**THE PROBLEM**
Search the listing for the string "title" and copy every line that contains it.

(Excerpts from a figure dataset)
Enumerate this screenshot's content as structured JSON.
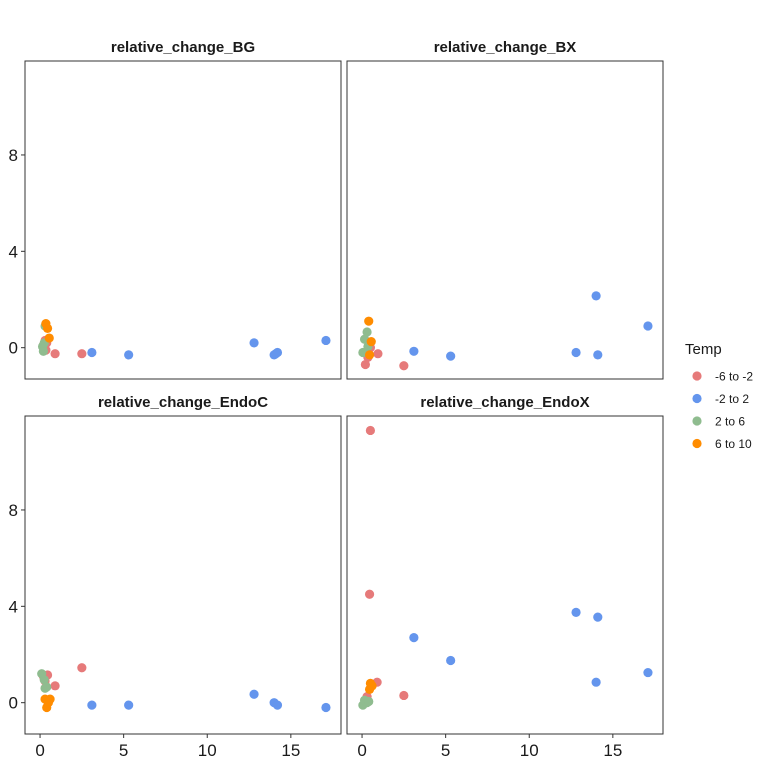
{
  "chart_data": {
    "type": "scatter",
    "xlim": [
      -0.9,
      18
    ],
    "ylim": [
      -1.3,
      11.9
    ],
    "x_ticks": [
      0,
      5,
      10,
      15
    ],
    "y_ticks": [
      0,
      4,
      8
    ],
    "grid": false,
    "legend": {
      "title": "Temp",
      "position": "right",
      "entries": [
        {
          "label": "-6 to -2",
          "color": "#E67A7A"
        },
        {
          "label": "-2 to 2",
          "color": "#6495ED"
        },
        {
          "label": "2 to 6",
          "color": "#8FBC8F"
        },
        {
          "label": "6 to 10",
          "color": "#FF8C00"
        }
      ]
    },
    "panels": [
      {
        "title": "relative_change_BG",
        "points": [
          {
            "x": 0.2,
            "y": 0.1,
            "g": "-6 to -2"
          },
          {
            "x": 0.3,
            "y": 0.3,
            "g": "-6 to -2"
          },
          {
            "x": 0.35,
            "y": -0.1,
            "g": "-6 to -2"
          },
          {
            "x": 0.4,
            "y": 0.2,
            "g": "-6 to -2"
          },
          {
            "x": 0.9,
            "y": -0.25,
            "g": "-6 to -2"
          },
          {
            "x": 2.5,
            "y": -0.25,
            "g": "-6 to -2"
          },
          {
            "x": 3.1,
            "y": -0.2,
            "g": "-2 to 2"
          },
          {
            "x": 5.3,
            "y": -0.3,
            "g": "-2 to 2"
          },
          {
            "x": 12.8,
            "y": 0.2,
            "g": "-2 to 2"
          },
          {
            "x": 14.0,
            "y": -0.3,
            "g": "-2 to 2"
          },
          {
            "x": 14.1,
            "y": -0.25,
            "g": "-2 to 2"
          },
          {
            "x": 14.2,
            "y": -0.2,
            "g": "-2 to 2"
          },
          {
            "x": 17.1,
            "y": 0.3,
            "g": "-2 to 2"
          },
          {
            "x": 0.15,
            "y": 0.05,
            "g": "2 to 6"
          },
          {
            "x": 0.2,
            "y": -0.15,
            "g": "2 to 6"
          },
          {
            "x": 0.25,
            "y": 0.2,
            "g": "2 to 6"
          },
          {
            "x": 0.3,
            "y": 0.9,
            "g": "2 to 6"
          },
          {
            "x": 0.35,
            "y": 1.0,
            "g": "6 to 10"
          },
          {
            "x": 0.45,
            "y": 0.8,
            "g": "6 to 10"
          },
          {
            "x": 0.55,
            "y": 0.4,
            "g": "6 to 10"
          }
        ]
      },
      {
        "title": "relative_change_BX",
        "points": [
          {
            "x": 0.2,
            "y": -0.7,
            "g": "-6 to -2"
          },
          {
            "x": 0.35,
            "y": -0.4,
            "g": "-6 to -2"
          },
          {
            "x": 0.5,
            "y": 0.0,
            "g": "-6 to -2"
          },
          {
            "x": 0.95,
            "y": -0.25,
            "g": "-6 to -2"
          },
          {
            "x": 2.5,
            "y": -0.75,
            "g": "-6 to -2"
          },
          {
            "x": 3.1,
            "y": -0.15,
            "g": "-2 to 2"
          },
          {
            "x": 5.3,
            "y": -0.35,
            "g": "-2 to 2"
          },
          {
            "x": 12.8,
            "y": -0.2,
            "g": "-2 to 2"
          },
          {
            "x": 14.0,
            "y": 2.15,
            "g": "-2 to 2"
          },
          {
            "x": 14.1,
            "y": -0.3,
            "g": "-2 to 2"
          },
          {
            "x": 17.1,
            "y": 0.9,
            "g": "-2 to 2"
          },
          {
            "x": 0.05,
            "y": -0.2,
            "g": "2 to 6"
          },
          {
            "x": 0.15,
            "y": 0.35,
            "g": "2 to 6"
          },
          {
            "x": 0.3,
            "y": 0.65,
            "g": "2 to 6"
          },
          {
            "x": 0.35,
            "y": 0.05,
            "g": "2 to 6"
          },
          {
            "x": 0.4,
            "y": 1.1,
            "g": "6 to 10"
          },
          {
            "x": 0.45,
            "y": -0.3,
            "g": "6 to 10"
          },
          {
            "x": 0.55,
            "y": 0.25,
            "g": "6 to 10"
          }
        ]
      },
      {
        "title": "relative_change_EndoC",
        "points": [
          {
            "x": 0.2,
            "y": 1.1,
            "g": "-6 to -2"
          },
          {
            "x": 0.3,
            "y": 0.9,
            "g": "-6 to -2"
          },
          {
            "x": 0.45,
            "y": 1.15,
            "g": "-6 to -2"
          },
          {
            "x": 0.9,
            "y": 0.7,
            "g": "-6 to -2"
          },
          {
            "x": 2.5,
            "y": 1.45,
            "g": "-6 to -2"
          },
          {
            "x": 3.1,
            "y": -0.1,
            "g": "-2 to 2"
          },
          {
            "x": 5.3,
            "y": -0.1,
            "g": "-2 to 2"
          },
          {
            "x": 12.8,
            "y": 0.35,
            "g": "-2 to 2"
          },
          {
            "x": 14.0,
            "y": 0.0,
            "g": "-2 to 2"
          },
          {
            "x": 14.2,
            "y": -0.1,
            "g": "-2 to 2"
          },
          {
            "x": 17.1,
            "y": -0.2,
            "g": "-2 to 2"
          },
          {
            "x": 0.1,
            "y": 1.2,
            "g": "2 to 6"
          },
          {
            "x": 0.25,
            "y": 0.95,
            "g": "2 to 6"
          },
          {
            "x": 0.3,
            "y": 0.6,
            "g": "2 to 6"
          },
          {
            "x": 0.4,
            "y": 0.65,
            "g": "2 to 6"
          },
          {
            "x": 0.3,
            "y": 0.15,
            "g": "6 to 10"
          },
          {
            "x": 0.4,
            "y": -0.2,
            "g": "6 to 10"
          },
          {
            "x": 0.5,
            "y": 0.0,
            "g": "6 to 10"
          },
          {
            "x": 0.6,
            "y": 0.15,
            "g": "6 to 10"
          }
        ]
      },
      {
        "title": "relative_change_EndoX",
        "points": [
          {
            "x": 0.5,
            "y": 11.3,
            "g": "-6 to -2"
          },
          {
            "x": 0.45,
            "y": 4.5,
            "g": "-6 to -2"
          },
          {
            "x": 0.9,
            "y": 0.85,
            "g": "-6 to -2"
          },
          {
            "x": 2.5,
            "y": 0.3,
            "g": "-6 to -2"
          },
          {
            "x": 0.3,
            "y": 0.25,
            "g": "-6 to -2"
          },
          {
            "x": 3.1,
            "y": 2.7,
            "g": "-2 to 2"
          },
          {
            "x": 5.3,
            "y": 1.75,
            "g": "-2 to 2"
          },
          {
            "x": 12.8,
            "y": 3.75,
            "g": "-2 to 2"
          },
          {
            "x": 14.0,
            "y": 0.85,
            "g": "-2 to 2"
          },
          {
            "x": 14.1,
            "y": 3.55,
            "g": "-2 to 2"
          },
          {
            "x": 17.1,
            "y": 1.25,
            "g": "-2 to 2"
          },
          {
            "x": 0.05,
            "y": -0.1,
            "g": "2 to 6"
          },
          {
            "x": 0.15,
            "y": 0.1,
            "g": "2 to 6"
          },
          {
            "x": 0.3,
            "y": 0.0,
            "g": "2 to 6"
          },
          {
            "x": 0.4,
            "y": 0.05,
            "g": "2 to 6"
          },
          {
            "x": 0.45,
            "y": 0.55,
            "g": "6 to 10"
          },
          {
            "x": 0.5,
            "y": 0.8,
            "g": "6 to 10"
          },
          {
            "x": 0.6,
            "y": 0.7,
            "g": "6 to 10"
          }
        ]
      }
    ]
  }
}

**FULL SOLUTION**
      "title": "Temp",
        "title": "relative_change_BG",
        "title": "relative_change_BX",
        "title": "relative_change_EndoC",
        "title": "relative_change_EndoX",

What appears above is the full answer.